[begin Listed entries]

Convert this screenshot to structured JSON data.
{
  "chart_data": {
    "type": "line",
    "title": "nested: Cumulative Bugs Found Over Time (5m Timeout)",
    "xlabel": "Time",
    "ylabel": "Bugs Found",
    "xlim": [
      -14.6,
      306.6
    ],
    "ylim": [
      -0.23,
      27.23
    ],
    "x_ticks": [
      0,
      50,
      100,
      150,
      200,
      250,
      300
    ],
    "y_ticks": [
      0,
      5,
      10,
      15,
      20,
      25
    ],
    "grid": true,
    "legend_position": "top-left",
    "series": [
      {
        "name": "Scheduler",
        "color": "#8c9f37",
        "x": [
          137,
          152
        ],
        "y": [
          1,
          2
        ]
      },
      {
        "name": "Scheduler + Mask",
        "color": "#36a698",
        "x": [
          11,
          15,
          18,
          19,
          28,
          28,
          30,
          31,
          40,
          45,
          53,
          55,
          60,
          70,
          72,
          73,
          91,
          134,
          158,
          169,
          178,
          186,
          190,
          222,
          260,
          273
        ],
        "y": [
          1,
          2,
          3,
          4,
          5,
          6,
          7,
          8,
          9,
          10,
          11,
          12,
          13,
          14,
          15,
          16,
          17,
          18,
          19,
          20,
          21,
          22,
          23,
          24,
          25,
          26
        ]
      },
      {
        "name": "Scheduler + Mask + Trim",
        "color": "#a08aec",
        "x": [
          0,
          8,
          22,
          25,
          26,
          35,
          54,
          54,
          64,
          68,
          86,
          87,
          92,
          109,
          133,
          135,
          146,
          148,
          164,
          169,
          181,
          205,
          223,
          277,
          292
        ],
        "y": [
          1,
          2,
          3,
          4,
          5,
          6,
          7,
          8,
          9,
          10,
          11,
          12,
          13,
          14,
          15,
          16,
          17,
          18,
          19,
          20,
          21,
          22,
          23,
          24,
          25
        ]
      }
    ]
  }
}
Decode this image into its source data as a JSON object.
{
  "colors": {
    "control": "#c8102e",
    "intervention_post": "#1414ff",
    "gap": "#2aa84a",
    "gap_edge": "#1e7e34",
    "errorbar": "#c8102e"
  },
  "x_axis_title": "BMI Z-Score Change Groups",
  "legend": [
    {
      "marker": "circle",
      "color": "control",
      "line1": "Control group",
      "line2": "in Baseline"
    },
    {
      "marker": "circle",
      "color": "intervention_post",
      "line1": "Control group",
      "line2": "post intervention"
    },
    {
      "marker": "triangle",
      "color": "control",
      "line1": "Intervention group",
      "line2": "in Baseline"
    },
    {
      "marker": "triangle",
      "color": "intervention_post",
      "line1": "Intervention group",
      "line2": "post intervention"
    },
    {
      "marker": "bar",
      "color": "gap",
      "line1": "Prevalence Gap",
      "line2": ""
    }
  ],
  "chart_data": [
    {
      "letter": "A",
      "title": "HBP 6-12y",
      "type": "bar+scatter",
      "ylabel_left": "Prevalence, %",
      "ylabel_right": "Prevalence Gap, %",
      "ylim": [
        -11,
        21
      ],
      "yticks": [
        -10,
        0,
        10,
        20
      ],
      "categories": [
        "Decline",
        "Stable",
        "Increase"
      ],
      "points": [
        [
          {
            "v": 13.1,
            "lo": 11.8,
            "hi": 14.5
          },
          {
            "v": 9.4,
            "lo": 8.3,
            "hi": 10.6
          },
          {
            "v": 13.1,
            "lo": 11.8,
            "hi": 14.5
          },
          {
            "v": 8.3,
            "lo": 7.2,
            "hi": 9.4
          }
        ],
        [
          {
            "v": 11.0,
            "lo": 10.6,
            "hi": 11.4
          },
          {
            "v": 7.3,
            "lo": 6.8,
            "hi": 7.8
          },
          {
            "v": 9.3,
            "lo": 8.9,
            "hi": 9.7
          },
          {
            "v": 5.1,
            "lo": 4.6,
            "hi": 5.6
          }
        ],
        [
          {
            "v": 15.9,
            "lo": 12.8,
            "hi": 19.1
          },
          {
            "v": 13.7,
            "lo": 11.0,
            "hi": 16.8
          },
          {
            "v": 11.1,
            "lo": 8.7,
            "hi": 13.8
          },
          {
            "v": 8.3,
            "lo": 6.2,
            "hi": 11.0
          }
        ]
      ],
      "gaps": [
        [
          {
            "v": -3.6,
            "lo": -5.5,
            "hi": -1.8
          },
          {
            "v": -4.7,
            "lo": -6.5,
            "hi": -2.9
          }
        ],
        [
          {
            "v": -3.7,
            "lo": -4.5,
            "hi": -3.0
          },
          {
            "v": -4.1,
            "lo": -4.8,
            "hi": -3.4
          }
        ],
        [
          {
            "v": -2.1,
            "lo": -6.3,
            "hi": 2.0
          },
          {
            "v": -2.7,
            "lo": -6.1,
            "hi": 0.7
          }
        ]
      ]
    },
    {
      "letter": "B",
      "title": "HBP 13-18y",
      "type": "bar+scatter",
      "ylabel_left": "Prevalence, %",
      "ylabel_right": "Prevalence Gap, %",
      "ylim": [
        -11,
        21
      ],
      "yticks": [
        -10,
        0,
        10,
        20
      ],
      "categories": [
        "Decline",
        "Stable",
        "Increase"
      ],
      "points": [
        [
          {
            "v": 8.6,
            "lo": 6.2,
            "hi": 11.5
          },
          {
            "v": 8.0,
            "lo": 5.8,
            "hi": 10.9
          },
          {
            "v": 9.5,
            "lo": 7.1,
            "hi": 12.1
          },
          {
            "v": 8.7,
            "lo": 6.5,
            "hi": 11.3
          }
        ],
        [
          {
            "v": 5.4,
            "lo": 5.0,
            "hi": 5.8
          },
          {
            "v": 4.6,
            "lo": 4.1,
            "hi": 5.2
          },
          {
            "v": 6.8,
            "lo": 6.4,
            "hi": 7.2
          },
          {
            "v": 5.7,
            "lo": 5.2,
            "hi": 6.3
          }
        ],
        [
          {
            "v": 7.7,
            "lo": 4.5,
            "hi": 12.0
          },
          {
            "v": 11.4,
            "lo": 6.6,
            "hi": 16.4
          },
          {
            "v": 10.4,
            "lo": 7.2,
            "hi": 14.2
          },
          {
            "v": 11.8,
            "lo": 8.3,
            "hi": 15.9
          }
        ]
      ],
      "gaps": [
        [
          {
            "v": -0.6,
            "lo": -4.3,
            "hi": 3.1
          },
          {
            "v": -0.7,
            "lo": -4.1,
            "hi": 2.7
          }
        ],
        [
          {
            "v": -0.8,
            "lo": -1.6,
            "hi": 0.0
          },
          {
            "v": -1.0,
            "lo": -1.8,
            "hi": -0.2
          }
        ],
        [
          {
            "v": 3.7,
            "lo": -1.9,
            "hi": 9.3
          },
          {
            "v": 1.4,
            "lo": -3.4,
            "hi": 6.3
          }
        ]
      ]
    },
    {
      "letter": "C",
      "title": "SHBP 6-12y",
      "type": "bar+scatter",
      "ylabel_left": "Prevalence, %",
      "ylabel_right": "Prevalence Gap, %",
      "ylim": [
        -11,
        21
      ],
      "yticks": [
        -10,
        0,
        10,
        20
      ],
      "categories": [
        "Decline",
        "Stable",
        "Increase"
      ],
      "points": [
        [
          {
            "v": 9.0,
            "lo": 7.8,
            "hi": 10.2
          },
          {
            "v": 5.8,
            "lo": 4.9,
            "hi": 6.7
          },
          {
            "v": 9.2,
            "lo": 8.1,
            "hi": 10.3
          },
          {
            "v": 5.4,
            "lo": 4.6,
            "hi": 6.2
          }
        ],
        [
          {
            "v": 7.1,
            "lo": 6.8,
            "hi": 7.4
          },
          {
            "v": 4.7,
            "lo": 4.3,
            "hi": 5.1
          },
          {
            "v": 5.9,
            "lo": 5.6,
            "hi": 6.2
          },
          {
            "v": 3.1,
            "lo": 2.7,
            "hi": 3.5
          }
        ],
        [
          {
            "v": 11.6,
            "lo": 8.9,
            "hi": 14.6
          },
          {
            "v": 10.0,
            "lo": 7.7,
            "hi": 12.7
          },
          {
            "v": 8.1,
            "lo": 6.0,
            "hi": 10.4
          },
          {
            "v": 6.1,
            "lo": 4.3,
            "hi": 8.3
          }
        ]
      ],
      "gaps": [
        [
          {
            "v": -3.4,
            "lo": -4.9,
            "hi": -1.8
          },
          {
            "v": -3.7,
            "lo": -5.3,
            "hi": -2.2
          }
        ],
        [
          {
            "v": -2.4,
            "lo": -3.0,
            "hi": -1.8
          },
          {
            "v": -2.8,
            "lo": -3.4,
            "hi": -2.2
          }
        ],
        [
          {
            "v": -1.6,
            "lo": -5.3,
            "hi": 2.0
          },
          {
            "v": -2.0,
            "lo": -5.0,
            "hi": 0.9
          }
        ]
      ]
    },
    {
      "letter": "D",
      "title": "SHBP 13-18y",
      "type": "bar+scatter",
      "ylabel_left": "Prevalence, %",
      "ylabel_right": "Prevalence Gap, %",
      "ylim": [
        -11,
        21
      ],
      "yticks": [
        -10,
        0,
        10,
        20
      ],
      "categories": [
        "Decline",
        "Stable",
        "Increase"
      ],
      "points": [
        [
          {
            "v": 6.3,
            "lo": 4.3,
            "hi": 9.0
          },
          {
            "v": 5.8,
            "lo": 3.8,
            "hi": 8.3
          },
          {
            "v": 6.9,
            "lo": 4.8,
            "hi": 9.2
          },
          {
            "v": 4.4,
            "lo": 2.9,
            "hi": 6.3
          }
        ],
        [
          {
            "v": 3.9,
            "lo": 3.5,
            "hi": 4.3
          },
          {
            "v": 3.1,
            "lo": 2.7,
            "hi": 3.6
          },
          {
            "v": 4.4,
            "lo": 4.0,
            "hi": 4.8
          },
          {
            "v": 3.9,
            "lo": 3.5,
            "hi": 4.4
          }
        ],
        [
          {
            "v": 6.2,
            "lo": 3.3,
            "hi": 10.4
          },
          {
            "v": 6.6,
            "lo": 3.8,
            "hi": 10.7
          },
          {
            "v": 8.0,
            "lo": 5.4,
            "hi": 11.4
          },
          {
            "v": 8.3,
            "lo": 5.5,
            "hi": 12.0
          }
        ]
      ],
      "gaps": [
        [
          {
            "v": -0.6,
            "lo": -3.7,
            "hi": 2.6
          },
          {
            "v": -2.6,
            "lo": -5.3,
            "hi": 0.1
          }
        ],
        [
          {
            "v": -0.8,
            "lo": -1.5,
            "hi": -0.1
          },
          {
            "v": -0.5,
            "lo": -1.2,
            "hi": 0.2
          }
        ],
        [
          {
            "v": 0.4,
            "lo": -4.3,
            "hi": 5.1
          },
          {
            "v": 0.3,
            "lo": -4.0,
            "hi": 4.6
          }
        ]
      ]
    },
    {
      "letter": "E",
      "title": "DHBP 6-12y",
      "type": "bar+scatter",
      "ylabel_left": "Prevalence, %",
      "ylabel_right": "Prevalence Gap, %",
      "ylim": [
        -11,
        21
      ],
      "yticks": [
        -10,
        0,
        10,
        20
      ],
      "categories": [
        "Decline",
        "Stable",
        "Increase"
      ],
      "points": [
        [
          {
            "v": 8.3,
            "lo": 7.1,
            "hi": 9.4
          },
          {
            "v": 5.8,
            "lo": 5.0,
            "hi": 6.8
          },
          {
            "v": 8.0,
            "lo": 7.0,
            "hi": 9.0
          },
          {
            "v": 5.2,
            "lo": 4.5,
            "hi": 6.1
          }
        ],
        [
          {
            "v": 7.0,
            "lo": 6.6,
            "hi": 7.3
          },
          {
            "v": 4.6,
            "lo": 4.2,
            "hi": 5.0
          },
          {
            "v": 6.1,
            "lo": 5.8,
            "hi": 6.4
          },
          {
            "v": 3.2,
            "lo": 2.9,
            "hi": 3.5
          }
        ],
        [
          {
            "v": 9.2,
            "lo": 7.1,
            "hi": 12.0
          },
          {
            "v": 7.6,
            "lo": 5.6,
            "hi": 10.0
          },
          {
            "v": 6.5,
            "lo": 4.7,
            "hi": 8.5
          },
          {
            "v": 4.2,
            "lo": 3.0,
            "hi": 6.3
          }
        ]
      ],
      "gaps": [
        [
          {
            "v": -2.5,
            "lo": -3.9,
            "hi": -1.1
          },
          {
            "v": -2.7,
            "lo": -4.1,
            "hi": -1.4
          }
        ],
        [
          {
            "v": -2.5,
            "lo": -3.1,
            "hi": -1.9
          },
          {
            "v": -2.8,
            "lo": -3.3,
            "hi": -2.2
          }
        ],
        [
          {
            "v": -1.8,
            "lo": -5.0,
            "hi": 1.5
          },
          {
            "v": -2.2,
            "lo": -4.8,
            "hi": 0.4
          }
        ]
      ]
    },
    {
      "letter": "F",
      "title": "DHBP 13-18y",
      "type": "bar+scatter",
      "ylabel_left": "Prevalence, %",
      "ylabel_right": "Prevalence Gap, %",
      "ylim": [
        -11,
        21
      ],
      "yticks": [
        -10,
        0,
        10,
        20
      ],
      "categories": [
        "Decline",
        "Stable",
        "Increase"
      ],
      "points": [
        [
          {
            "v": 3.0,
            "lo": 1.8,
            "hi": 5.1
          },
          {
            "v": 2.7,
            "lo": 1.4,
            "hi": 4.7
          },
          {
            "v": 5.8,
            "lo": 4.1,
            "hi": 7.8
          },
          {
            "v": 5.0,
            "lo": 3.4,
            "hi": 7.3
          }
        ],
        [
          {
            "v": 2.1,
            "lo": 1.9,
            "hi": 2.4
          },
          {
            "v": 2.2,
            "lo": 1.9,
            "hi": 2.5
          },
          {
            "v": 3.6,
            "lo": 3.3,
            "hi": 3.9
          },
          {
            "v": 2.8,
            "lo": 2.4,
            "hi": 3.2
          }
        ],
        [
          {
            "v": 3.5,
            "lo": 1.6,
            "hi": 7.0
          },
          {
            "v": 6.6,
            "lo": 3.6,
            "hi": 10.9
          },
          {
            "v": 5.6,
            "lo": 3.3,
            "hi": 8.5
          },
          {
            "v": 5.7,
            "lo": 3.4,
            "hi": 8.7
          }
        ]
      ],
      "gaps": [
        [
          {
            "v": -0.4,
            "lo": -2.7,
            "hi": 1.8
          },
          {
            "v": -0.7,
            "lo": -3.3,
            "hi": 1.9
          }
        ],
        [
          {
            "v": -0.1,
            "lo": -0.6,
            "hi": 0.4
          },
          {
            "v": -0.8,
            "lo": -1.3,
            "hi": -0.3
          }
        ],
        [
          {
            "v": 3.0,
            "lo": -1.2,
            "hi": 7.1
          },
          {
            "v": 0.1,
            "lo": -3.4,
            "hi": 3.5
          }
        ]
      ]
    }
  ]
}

[end Listed entries]

Out of the records, collect only those lines that contain the string "this".

Written solution ->
Convert this screenshot to structured JSON data.
Decode this image into its source data as a JSON object.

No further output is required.